● **Data listing**:
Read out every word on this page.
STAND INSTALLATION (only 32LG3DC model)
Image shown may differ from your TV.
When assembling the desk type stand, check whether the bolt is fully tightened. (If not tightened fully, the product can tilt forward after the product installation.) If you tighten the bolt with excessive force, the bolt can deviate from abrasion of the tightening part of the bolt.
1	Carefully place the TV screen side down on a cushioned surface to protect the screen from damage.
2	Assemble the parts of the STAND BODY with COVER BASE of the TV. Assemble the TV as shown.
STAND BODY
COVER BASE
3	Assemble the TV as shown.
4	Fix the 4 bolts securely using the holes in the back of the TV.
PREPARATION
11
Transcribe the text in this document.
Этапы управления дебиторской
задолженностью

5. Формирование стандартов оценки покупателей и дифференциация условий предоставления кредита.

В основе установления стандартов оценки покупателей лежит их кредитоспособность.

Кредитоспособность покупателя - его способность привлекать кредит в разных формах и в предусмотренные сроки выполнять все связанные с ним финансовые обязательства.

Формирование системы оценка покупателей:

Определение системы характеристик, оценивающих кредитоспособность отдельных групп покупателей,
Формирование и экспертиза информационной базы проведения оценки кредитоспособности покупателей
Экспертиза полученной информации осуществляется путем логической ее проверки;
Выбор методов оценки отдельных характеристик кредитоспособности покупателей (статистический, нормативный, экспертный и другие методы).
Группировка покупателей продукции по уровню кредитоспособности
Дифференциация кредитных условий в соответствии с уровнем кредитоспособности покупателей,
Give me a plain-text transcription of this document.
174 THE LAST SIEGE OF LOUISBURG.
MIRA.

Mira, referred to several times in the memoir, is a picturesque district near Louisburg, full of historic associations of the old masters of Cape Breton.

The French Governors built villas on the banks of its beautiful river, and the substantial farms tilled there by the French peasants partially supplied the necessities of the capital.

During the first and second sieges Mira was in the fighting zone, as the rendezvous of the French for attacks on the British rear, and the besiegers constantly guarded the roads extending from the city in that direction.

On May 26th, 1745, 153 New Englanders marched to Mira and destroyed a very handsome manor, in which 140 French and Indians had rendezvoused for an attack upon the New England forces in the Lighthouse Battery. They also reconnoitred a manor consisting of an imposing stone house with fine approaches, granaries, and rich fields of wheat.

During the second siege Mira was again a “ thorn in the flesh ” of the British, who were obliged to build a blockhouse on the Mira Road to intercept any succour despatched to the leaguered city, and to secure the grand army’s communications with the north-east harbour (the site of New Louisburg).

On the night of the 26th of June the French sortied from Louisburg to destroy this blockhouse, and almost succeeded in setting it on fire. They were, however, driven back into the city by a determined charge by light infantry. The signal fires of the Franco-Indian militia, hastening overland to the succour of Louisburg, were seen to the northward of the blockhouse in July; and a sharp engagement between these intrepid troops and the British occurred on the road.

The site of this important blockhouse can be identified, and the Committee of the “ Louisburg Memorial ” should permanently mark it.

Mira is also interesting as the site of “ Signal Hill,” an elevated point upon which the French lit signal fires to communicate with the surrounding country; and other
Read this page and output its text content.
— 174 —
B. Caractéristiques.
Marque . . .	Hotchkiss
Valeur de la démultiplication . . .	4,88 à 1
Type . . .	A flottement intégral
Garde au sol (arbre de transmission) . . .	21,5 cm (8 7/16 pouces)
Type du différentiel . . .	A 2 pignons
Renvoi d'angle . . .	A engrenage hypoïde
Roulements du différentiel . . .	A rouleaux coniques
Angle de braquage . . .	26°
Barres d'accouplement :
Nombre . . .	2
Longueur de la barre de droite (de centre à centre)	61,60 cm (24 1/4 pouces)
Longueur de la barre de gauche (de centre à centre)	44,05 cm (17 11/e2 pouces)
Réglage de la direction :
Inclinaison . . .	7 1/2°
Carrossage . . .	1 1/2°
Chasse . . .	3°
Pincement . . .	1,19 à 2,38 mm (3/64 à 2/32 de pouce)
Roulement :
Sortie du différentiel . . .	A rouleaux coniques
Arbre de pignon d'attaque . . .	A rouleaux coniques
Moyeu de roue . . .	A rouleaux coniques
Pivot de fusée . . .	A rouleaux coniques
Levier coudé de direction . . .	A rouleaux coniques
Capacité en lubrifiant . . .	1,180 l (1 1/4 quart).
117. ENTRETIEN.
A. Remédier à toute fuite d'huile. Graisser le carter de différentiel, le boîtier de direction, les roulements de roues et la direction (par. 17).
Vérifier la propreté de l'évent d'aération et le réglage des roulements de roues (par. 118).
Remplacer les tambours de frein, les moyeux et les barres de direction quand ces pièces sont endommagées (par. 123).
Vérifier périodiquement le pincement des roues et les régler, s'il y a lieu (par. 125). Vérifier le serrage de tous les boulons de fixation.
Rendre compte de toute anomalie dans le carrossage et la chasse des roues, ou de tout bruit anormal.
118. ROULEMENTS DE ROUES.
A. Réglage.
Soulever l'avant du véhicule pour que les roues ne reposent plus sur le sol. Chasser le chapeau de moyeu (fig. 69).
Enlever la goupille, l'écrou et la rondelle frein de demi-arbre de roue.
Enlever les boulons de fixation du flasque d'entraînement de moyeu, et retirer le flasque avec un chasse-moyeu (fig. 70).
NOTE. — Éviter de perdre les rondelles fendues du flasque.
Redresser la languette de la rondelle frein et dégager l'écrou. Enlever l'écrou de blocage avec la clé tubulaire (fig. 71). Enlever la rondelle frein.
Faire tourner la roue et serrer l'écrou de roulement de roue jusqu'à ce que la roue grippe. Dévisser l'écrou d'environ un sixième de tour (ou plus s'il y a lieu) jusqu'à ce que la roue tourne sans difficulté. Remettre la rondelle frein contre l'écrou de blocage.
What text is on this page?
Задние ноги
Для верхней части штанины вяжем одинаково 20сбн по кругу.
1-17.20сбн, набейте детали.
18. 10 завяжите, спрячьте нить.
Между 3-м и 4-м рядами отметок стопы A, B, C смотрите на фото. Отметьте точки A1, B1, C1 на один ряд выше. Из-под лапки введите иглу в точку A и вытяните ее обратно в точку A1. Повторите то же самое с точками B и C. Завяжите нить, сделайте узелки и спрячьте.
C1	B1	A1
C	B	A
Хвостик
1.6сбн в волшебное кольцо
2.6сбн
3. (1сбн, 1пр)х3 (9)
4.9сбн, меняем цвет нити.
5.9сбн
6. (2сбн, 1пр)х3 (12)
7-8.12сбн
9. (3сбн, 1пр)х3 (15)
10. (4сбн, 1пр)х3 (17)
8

● **Problem to work on**:
Print every record exactly as it was given.

● **Final answer**:
Read out every word on this page.
STAND INSTALLATION (only 32LG3DC model)
Image shown may differ from your TV.
When assembling the desk type stand, check whether the bolt is fully tightened. (If not tightened fully, the product can tilt forward after the product installation.) If you tighten the bolt with excessive force, the bolt can deviate from abrasion of the tightening part of the bolt.
1	Carefully place the TV screen side down on a cushioned surface to protect the screen from damage.
2	Assemble the parts of the STAND BODY with COVER BASE of the TV. Assemble the TV as shown.
STAND BODY
COVER BASE
3	Assemble the TV as shown.
4	Fix the 4 bolts securely using the holes in the back of the TV.
PREPARATION
11
Transcribe the text in this document.
Этапы управления дебиторской
задолженностью

5. Формирование стандартов оценки покупателей и дифференциация условий предоставления кредита.

В основе установления стандартов оценки покупателей лежит их кредитоспособность.

Кредитоспособность покупателя - его способность привлекать кредит в разных формах и в предусмотренные сроки выполнять все связанные с ним финансовые обязательства.

Формирование системы оценка покупателей:

Определение системы характеристик, оценивающих кредитоспособность отдельных групп покупателей,
Формирование и экспертиза информационной базы проведения оценки кредитоспособности покупателей
Экспертиза полученной информации осуществляется путем логической ее проверки;
Выбор методов оценки отдельных характеристик кредитоспособности покупателей (статистический, нормативный, экспертный и другие методы).
Группировка покупателей продукции по уровню кредитоспособности
Дифференциация кредитных условий в соответствии с уровнем кредитоспособности покупателей,
Give me a plain-text transcription of this document.
174 THE LAST SIEGE OF LOUISBURG.
MIRA.

Mira, referred to several times in the memoir, is a picturesque district near Louisburg, full of historic associations of the old masters of Cape Breton.

The French Governors built villas on the banks of its beautiful river, and the substantial farms tilled there by the French peasants partially supplied the necessities of the capital.

During the first and second sieges Mira was in the fighting zone, as the rendezvous of the French for attacks on the British rear, and the besiegers constantly guarded the roads extending from the city in that direction.

On May 26th, 1745, 153 New Englanders marched to Mira and destroyed a very handsome manor, in which 140 French and Indians had rendezvoused for an attack upon the New England forces in the Lighthouse Battery. They also reconnoitred a manor consisting of an imposing stone house with fine approaches, granaries, and rich fields of wheat.

During the second siege Mira was again a “ thorn in the flesh ” of the British, who were obliged to build a blockhouse on the Mira Road to intercept any succour despatched to the leaguered city, and to secure the grand army’s communications with the north-east harbour (the site of New Louisburg).

On the night of the 26th of June the French sortied from Louisburg to destroy this blockhouse, and almost succeeded in setting it on fire. They were, however, driven back into the city by a determined charge by light infantry. The signal fires of the Franco-Indian militia, hastening overland to the succour of Louisburg, were seen to the northward of the blockhouse in July; and a sharp engagement between these intrepid troops and the British occurred on the road.

The site of this important blockhouse can be identified, and the Committee of the “ Louisburg Memorial ” should permanently mark it.

Mira is also interesting as the site of “ Signal Hill,” an elevated point upon which the French lit signal fires to communicate with the surrounding country; and other
Read this page and output its text content.
— 174 —
B. Caractéristiques.
Marque . . .	Hotchkiss
Valeur de la démultiplication . . .	4,88 à 1
Type . . .	A flottement intégral
Garde au sol (arbre de transmission) . . .	21,5 cm (8 7/16 pouces)
Type du différentiel . . .	A 2 pignons
Renvoi d'angle . . .	A engrenage hypoïde
Roulements du différentiel . . .	A rouleaux coniques
Angle de braquage . . .	26°
Barres d'accouplement :
Nombre . . .	2
Longueur de la barre de droite (de centre à centre)	61,60 cm (24 1/4 pouces)
Longueur de la barre de gauche (de centre à centre)	44,05 cm (17 11/e2 pouces)
Réglage de la direction :
Inclinaison . . .	7 1/2°
Carrossage . . .	1 1/2°
Chasse . . .	3°
Pincement . . .	1,19 à 2,38 mm (3/64 à 2/32 de pouce)
Roulement :
Sortie du différentiel . . .	A rouleaux coniques
Arbre de pignon d'attaque . . .	A rouleaux coniques
Moyeu de roue . . .	A rouleaux coniques
Pivot de fusée . . .	A rouleaux coniques
Levier coudé de direction . . .	A rouleaux coniques
Capacité en lubrifiant . . .	1,180 l (1 1/4 quart).
117. ENTRETIEN.
A. Remédier à toute fuite d'huile. Graisser le carter de différentiel, le boîtier de direction, les roulements de roues et la direction (par. 17).
Vérifier la propreté de l'évent d'aération et le réglage des roulements de roues (par. 118).
Remplacer les tambours de frein, les moyeux et les barres de direction quand ces pièces sont endommagées (par. 123).
Vérifier périodiquement le pincement des roues et les régler, s'il y a lieu (par. 125). Vérifier le serrage de tous les boulons de fixation.
Rendre compte de toute anomalie dans le carrossage et la chasse des roues, ou de tout bruit anormal.
118. ROULEMENTS DE ROUES.
A. Réglage.
Soulever l'avant du véhicule pour que les roues ne reposent plus sur le sol. Chasser le chapeau de moyeu (fig. 69).
Enlever la goupille, l'écrou et la rondelle frein de demi-arbre de roue.
Enlever les boulons de fixation du flasque d'entraînement de moyeu, et retirer le flasque avec un chasse-moyeu (fig. 70).
NOTE. — Éviter de perdre les rondelles fendues du flasque.
Redresser la languette de la rondelle frein et dégager l'écrou. Enlever l'écrou de blocage avec la clé tubulaire (fig. 71). Enlever la rondelle frein.
Faire tourner la roue et serrer l'écrou de roulement de roue jusqu'à ce que la roue grippe. Dévisser l'écrou d'environ un sixième de tour (ou plus s'il y a lieu) jusqu'à ce que la roue tourne sans difficulté. Remettre la rondelle frein contre l'écrou de blocage.
What text is on this page?
Задние ноги
Для верхней части штанины вяжем одинаково 20сбн по кругу.
1-17.20сбн, набейте детали.
18. 10 завяжите, спрячьте нить.
Между 3-м и 4-м рядами отметок стопы A, B, C смотрите на фото. Отметьте точки A1, B1, C1 на один ряд выше. Из-под лапки введите иглу в точку A и вытяните ее обратно в точку A1. Повторите то же самое с точками B и C. Завяжите нить, сделайте узелки и спрячьте.
C1	B1	A1
C	B	A
Хвостик
1.6сбн в волшебное кольцо
2.6сбн
3. (1сбн, 1пр)х3 (9)
4.9сбн, меняем цвет нити.
5.9сбн
6. (2сбн, 1пр)х3 (12)
7-8.12сбн
9. (3сбн, 1пр)х3 (15)
10. (4сбн, 1пр)х3 (17)
8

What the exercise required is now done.